* TASK DETAILS *
Scan the records for the string "type"; copy each line where it occurs.

* DATA IN THIS EXERCISE *
************
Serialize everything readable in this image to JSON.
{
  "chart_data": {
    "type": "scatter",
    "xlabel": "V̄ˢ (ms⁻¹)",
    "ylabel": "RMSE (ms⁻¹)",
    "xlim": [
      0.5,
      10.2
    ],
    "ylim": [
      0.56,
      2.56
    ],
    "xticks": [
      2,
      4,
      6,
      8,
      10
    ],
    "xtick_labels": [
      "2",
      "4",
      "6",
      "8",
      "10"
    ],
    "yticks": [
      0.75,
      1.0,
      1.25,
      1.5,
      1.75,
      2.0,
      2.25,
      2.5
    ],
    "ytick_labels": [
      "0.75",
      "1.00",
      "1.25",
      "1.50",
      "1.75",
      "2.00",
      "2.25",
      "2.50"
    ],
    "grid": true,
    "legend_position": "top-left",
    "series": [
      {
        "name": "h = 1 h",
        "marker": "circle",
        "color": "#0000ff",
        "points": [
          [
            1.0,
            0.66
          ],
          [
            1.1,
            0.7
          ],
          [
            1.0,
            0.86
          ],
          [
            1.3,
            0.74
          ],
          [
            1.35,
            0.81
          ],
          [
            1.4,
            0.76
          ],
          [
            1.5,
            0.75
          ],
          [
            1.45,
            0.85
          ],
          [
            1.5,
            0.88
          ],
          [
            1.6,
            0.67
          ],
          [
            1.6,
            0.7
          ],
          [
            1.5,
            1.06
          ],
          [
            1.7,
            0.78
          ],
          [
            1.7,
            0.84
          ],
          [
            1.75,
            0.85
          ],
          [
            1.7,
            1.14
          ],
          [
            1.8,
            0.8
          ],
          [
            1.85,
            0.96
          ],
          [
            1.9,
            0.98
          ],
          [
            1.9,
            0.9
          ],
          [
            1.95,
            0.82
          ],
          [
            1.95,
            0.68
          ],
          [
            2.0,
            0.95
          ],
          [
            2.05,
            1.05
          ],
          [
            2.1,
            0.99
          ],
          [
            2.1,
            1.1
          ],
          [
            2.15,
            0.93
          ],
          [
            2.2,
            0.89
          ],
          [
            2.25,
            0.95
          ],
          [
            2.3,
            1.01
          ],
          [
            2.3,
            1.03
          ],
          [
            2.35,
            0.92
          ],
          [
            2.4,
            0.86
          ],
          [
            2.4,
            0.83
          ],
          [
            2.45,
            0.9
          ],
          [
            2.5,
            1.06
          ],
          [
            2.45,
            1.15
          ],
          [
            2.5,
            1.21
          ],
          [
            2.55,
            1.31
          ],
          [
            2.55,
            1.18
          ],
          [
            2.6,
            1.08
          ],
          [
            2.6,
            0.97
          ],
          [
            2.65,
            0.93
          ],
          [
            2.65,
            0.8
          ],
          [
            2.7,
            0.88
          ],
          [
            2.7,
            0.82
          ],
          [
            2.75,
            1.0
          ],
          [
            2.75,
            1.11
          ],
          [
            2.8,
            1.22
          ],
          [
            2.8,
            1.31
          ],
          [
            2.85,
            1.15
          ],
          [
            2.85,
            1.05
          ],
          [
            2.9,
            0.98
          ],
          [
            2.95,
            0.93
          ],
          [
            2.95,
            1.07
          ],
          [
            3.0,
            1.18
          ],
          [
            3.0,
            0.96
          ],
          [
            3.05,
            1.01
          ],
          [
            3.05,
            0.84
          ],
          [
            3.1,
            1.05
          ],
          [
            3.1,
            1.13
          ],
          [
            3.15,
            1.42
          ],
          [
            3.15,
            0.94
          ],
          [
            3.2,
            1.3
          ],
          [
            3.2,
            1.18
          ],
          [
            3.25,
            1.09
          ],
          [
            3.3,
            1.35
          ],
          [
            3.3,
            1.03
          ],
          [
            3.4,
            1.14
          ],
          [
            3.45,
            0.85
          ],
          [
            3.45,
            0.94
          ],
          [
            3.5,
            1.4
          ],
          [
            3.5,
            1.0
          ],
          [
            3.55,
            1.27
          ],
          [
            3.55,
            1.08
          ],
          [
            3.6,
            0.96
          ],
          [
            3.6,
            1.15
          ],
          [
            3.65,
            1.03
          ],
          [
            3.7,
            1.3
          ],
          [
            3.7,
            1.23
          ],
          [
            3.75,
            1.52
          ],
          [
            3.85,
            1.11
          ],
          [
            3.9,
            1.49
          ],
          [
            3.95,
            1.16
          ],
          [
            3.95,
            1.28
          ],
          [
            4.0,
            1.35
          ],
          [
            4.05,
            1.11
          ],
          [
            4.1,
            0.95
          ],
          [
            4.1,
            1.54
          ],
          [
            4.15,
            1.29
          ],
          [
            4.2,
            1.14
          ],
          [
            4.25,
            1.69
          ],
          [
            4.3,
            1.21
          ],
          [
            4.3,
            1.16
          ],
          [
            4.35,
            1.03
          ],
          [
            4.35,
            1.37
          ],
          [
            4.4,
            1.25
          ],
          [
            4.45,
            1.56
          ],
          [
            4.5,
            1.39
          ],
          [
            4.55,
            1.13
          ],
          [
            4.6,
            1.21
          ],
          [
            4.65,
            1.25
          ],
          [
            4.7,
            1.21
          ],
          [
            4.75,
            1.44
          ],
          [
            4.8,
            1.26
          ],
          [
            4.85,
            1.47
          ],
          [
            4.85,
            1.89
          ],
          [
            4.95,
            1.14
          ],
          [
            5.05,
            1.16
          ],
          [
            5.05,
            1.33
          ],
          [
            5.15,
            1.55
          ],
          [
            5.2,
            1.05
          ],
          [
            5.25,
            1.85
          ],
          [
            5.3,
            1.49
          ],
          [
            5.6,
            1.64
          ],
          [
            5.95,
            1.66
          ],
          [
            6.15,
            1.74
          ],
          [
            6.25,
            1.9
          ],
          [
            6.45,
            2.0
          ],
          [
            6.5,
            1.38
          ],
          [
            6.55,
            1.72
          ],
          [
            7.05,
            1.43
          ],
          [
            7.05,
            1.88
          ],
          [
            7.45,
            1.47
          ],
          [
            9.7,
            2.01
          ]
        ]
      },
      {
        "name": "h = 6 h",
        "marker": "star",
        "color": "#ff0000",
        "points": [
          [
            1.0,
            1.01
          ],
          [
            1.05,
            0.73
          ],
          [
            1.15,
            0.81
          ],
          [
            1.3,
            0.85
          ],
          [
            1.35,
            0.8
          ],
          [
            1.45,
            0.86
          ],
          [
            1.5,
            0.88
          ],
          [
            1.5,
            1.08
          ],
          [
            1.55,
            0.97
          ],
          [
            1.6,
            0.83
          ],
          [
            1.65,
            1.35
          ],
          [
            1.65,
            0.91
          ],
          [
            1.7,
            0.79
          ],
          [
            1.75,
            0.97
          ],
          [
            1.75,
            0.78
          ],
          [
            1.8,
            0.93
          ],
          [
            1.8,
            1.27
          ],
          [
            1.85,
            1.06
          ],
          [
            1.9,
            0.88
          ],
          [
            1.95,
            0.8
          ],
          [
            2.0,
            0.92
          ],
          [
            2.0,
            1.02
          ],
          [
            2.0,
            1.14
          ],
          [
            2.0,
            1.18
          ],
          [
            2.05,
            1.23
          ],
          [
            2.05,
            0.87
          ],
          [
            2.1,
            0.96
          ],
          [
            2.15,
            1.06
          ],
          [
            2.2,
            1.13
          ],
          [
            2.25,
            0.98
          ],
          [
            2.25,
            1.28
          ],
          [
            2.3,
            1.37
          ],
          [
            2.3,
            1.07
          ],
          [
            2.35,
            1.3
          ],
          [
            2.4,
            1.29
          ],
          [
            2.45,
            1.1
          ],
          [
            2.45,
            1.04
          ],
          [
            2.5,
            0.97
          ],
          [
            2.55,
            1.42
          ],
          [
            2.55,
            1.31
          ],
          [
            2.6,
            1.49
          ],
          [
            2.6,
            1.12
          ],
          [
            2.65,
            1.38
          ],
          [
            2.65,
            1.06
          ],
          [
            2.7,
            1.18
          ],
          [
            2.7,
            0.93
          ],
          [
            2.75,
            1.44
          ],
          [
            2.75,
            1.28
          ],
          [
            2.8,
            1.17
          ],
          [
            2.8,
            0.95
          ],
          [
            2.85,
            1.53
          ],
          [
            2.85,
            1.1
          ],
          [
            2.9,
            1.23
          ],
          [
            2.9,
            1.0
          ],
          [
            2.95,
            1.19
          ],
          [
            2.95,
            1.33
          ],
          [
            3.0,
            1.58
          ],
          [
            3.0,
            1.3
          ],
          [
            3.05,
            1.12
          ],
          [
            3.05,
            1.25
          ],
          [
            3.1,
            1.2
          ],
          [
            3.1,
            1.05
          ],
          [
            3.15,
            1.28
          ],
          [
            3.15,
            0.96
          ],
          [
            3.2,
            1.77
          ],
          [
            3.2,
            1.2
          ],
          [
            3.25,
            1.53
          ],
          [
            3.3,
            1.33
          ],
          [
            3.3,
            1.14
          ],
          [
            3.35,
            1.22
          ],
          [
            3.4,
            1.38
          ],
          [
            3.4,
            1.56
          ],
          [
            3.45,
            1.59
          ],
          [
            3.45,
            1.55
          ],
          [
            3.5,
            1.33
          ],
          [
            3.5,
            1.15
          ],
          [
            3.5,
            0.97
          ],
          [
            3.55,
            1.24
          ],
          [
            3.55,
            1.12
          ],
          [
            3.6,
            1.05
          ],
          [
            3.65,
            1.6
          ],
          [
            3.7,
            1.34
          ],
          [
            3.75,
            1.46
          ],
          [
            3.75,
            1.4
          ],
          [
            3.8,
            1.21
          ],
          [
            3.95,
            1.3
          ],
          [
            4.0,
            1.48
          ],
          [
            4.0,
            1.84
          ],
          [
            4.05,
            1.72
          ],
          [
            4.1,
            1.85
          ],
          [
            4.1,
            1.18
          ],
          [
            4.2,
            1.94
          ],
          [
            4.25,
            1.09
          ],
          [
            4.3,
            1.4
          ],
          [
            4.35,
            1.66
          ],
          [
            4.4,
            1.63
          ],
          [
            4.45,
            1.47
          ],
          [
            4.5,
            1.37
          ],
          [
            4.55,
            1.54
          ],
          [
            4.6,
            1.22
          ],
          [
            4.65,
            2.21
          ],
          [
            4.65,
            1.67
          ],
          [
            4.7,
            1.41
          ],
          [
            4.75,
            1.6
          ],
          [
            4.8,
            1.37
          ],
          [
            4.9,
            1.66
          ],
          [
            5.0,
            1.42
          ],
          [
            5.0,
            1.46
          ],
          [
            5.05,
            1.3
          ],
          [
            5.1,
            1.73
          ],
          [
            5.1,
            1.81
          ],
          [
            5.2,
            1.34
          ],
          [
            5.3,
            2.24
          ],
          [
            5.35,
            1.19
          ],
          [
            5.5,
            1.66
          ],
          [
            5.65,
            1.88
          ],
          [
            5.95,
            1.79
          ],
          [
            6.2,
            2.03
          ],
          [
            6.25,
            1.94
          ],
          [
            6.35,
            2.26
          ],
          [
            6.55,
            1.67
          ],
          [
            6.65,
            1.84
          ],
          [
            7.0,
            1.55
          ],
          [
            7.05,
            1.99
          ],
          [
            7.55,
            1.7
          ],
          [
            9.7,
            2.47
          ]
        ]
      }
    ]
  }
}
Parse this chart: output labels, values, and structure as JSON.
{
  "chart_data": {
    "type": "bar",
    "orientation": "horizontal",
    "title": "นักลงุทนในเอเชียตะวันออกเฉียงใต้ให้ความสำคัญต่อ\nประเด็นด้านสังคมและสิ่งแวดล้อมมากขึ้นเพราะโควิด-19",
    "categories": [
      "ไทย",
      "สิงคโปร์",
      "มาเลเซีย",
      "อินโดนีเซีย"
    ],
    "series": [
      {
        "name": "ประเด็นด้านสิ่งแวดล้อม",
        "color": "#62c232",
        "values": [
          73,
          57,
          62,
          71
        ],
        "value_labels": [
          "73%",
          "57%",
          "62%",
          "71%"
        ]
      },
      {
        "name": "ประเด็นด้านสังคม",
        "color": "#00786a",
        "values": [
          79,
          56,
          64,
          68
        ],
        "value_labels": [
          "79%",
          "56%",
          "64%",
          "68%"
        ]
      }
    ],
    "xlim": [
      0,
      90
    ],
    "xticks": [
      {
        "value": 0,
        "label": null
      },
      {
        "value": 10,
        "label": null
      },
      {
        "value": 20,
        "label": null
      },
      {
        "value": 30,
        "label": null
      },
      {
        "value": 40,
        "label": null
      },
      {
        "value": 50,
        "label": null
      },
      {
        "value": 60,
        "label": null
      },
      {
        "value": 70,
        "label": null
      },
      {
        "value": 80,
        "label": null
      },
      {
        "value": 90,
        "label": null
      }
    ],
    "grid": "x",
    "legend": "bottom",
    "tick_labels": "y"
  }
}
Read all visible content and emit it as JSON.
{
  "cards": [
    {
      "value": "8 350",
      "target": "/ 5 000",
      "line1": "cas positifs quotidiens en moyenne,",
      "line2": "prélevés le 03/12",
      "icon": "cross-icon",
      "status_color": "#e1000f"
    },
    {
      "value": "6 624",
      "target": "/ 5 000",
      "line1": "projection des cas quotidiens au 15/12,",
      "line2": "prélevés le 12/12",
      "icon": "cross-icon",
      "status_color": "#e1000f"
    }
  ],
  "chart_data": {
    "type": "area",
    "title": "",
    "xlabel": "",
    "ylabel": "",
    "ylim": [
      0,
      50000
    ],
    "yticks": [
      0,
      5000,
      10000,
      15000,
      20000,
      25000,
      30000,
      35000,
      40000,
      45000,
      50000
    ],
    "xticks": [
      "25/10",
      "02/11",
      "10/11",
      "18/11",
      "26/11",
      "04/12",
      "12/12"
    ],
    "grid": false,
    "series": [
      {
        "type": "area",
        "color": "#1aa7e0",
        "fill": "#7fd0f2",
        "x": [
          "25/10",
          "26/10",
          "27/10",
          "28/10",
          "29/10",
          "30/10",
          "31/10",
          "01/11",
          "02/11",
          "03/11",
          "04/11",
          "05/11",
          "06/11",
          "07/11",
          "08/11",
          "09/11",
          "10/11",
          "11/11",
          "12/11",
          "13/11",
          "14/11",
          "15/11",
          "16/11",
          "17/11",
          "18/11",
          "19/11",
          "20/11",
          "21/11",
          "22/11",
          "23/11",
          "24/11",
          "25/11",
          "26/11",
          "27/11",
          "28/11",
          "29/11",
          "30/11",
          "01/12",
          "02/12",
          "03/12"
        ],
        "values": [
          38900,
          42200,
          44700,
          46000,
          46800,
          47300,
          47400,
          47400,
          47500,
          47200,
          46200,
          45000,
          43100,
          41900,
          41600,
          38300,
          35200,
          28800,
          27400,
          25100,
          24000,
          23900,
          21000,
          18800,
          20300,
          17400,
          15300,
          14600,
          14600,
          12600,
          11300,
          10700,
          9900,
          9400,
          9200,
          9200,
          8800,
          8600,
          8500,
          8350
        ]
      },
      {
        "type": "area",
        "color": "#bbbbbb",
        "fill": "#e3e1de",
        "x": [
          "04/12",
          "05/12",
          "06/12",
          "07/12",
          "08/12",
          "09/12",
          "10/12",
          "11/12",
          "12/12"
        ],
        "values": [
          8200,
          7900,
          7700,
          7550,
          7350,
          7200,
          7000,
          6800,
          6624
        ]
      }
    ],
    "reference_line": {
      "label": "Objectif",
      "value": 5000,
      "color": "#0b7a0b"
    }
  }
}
************
* PROBLEM SOLUTION *
    "type": "scatter",
    "type": "bar",
    "type": "area",
        "type": "area",
        "type": "area",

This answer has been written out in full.